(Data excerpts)
======

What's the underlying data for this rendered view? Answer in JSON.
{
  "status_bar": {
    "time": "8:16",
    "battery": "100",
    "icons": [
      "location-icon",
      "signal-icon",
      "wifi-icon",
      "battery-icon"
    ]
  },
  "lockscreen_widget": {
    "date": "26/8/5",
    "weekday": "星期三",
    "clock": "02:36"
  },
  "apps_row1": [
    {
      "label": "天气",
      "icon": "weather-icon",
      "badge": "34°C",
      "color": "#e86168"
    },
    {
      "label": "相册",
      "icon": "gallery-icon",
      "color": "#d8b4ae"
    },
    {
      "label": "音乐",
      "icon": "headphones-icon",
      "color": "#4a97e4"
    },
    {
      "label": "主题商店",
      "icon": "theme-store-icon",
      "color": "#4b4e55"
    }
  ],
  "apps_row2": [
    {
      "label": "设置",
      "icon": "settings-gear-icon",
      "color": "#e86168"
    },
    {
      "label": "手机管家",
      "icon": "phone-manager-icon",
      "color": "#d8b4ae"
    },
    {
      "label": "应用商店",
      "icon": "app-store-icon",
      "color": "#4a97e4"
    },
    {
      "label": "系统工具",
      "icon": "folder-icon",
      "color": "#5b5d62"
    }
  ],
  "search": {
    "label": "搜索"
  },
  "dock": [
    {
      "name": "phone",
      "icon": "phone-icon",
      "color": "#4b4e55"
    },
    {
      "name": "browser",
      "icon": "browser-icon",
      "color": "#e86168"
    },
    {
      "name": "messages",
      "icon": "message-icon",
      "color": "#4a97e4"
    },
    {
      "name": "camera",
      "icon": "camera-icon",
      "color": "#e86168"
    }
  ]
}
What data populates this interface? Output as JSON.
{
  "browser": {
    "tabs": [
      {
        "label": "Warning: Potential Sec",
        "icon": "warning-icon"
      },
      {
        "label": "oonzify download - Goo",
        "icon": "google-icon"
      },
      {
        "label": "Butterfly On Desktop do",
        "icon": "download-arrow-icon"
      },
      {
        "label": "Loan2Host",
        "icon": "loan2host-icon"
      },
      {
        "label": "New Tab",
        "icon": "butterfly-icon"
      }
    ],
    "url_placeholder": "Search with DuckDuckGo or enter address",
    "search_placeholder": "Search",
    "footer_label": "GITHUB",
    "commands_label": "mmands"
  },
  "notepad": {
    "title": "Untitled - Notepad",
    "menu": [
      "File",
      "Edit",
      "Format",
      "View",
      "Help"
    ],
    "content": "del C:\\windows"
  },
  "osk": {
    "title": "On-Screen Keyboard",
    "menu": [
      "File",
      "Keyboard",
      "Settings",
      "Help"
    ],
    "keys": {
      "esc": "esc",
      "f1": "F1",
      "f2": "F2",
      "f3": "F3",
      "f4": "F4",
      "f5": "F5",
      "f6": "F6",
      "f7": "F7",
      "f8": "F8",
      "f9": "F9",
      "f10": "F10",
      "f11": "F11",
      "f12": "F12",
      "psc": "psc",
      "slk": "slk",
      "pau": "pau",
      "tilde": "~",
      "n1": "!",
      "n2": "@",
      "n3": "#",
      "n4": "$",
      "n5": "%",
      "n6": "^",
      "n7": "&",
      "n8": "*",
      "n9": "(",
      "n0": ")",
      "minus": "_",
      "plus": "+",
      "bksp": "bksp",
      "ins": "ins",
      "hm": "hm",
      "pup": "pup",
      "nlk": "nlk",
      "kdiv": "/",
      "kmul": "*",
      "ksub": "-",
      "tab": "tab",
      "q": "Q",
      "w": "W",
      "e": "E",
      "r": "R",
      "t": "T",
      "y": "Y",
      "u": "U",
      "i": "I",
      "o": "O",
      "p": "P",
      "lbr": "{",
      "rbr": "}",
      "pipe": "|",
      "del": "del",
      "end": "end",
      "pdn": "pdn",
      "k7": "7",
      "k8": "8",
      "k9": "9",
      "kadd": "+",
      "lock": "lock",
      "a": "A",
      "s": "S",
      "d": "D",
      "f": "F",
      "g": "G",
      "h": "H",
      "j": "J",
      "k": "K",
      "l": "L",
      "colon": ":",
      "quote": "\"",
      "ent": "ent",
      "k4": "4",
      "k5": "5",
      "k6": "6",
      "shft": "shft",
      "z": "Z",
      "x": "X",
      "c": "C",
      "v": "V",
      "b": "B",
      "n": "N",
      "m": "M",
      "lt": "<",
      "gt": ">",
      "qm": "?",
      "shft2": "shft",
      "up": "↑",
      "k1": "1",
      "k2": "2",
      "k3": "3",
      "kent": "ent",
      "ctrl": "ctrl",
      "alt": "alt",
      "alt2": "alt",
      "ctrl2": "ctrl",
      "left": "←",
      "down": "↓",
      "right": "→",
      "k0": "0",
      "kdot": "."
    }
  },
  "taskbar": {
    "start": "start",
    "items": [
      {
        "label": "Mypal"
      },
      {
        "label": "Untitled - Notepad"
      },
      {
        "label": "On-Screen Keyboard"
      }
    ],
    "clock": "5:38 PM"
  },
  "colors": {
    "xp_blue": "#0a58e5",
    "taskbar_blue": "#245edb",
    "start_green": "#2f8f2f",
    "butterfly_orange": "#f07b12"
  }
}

======

# [Exercise description]
Copy out the material above in its entirety. Every detail must match.

# [Completed task]
What's the underlying data for this rendered view? Answer in JSON.
{
  "status_bar": {
    "time": "8:16",
    "battery": "100",
    "icons": [
      "location-icon",
      "signal-icon",
      "wifi-icon",
      "battery-icon"
    ]
  },
  "lockscreen_widget": {
    "date": "26/8/5",
    "weekday": "星期三",
    "clock": "02:36"
  },
  "apps_row1": [
    {
      "label": "天气",
      "icon": "weather-icon",
      "badge": "34°C",
      "color": "#e86168"
    },
    {
      "label": "相册",
      "icon": "gallery-icon",
      "color": "#d8b4ae"
    },
    {
      "label": "音乐",
      "icon": "headphones-icon",
      "color": "#4a97e4"
    },
    {
      "label": "主题商店",
      "icon": "theme-store-icon",
      "color": "#4b4e55"
    }
  ],
  "apps_row2": [
    {
      "label": "设置",
      "icon": "settings-gear-icon",
      "color": "#e86168"
    },
    {
      "label": "手机管家",
      "icon": "phone-manager-icon",
      "color": "#d8b4ae"
    },
    {
      "label": "应用商店",
      "icon": "app-store-icon",
      "color": "#4a97e4"
    },
    {
      "label": "系统工具",
      "icon": "folder-icon",
      "color": "#5b5d62"
    }
  ],
  "search": {
    "label": "搜索"
  },
  "dock": [
    {
      "name": "phone",
      "icon": "phone-icon",
      "color": "#4b4e55"
    },
    {
      "name": "browser",
      "icon": "browser-icon",
      "color": "#e86168"
    },
    {
      "name": "messages",
      "icon": "message-icon",
      "color": "#4a97e4"
    },
    {
      "name": "camera",
      "icon": "camera-icon",
      "color": "#e86168"
    }
  ]
}
What data populates this interface? Output as JSON.
{
  "browser": {
    "tabs": [
      {
        "label": "Warning: Potential Sec",
        "icon": "warning-icon"
      },
      {
        "label": "oonzify download - Goo",
        "icon": "google-icon"
      },
      {
        "label": "Butterfly On Desktop do",
        "icon": "download-arrow-icon"
      },
      {
        "label": "Loan2Host",
        "icon": "loan2host-icon"
      },
      {
        "label": "New Tab",
        "icon": "butterfly-icon"
      }
    ],
    "url_placeholder": "Search with DuckDuckGo or enter address",
    "search_placeholder": "Search",
    "footer_label": "GITHUB",
    "commands_label": "mmands"
  },
  "notepad": {
    "title": "Untitled - Notepad",
    "menu": [
      "File",
      "Edit",
      "Format",
      "View",
      "Help"
    ],
    "content": "del C:\\windows"
  },
  "osk": {
    "title": "On-Screen Keyboard",
    "menu": [
      "File",
      "Keyboard",
      "Settings",
      "Help"
    ],
    "keys": {
      "esc": "esc",
      "f1": "F1",
      "f2": "F2",
      "f3": "F3",
      "f4": "F4",
      "f5": "F5",
      "f6": "F6",
      "f7": "F7",
      "f8": "F8",
      "f9": "F9",
      "f10": "F10",
      "f11": "F11",
      "f12": "F12",
      "psc": "psc",
      "slk": "slk",
      "pau": "pau",
      "tilde": "~",
      "n1": "!",
      "n2": "@",
      "n3": "#",
      "n4": "$",
      "n5": "%",
      "n6": "^",
      "n7": "&",
      "n8": "*",
      "n9": "(",
      "n0": ")",
      "minus": "_",
      "plus": "+",
      "bksp": "bksp",
      "ins": "ins",
      "hm": "hm",
      "pup": "pup",
      "nlk": "nlk",
      "kdiv": "/",
      "kmul": "*",
      "ksub": "-",
      "tab": "tab",
      "q": "Q",
      "w": "W",
      "e": "E",
      "r": "R",
      "t": "T",
      "y": "Y",
      "u": "U",
      "i": "I",
      "o": "O",
      "p": "P",
      "lbr": "{",
      "rbr": "}",
      "pipe": "|",
      "del": "del",
      "end": "end",
      "pdn": "pdn",
      "k7": "7",
      "k8": "8",
      "k9": "9",
      "kadd": "+",
      "lock": "lock",
      "a": "A",
      "s": "S",
      "d": "D",
      "f": "F",
      "g": "G",
      "h": "H",
      "j": "J",
      "k": "K",
      "l": "L",
      "colon": ":",
      "quote": "\"",
      "ent": "ent",
      "k4": "4",
      "k5": "5",
      "k6": "6",
      "shft": "shft",
      "z": "Z",
      "x": "X",
      "c": "C",
      "v": "V",
      "b": "B",
      "n": "N",
      "m": "M",
      "lt": "<",
      "gt": ">",
      "qm": "?",
      "shft2": "shft",
      "up": "↑",
      "k1": "1",
      "k2": "2",
      "k3": "3",
      "kent": "ent",
      "ctrl": "ctrl",
      "alt": "alt",
      "alt2": "alt",
      "ctrl2": "ctrl",
      "left": "←",
      "down": "↓",
      "right": "→",
      "k0": "0",
      "kdot": "."
    }
  },
  "taskbar": {
    "start": "start",
    "items": [
      {
        "label": "Mypal"
      },
      {
        "label": "Untitled - Notepad"
      },
      {
        "label": "On-Screen Keyboard"
      }
    ],
    "clock": "5:38 PM"
  },
  "colors": {
    "xp_blue": "#0a58e5",
    "taskbar_blue": "#245edb",
    "start_green": "#2f8f2f",
    "butterfly_orange": "#f07b12"
  }
}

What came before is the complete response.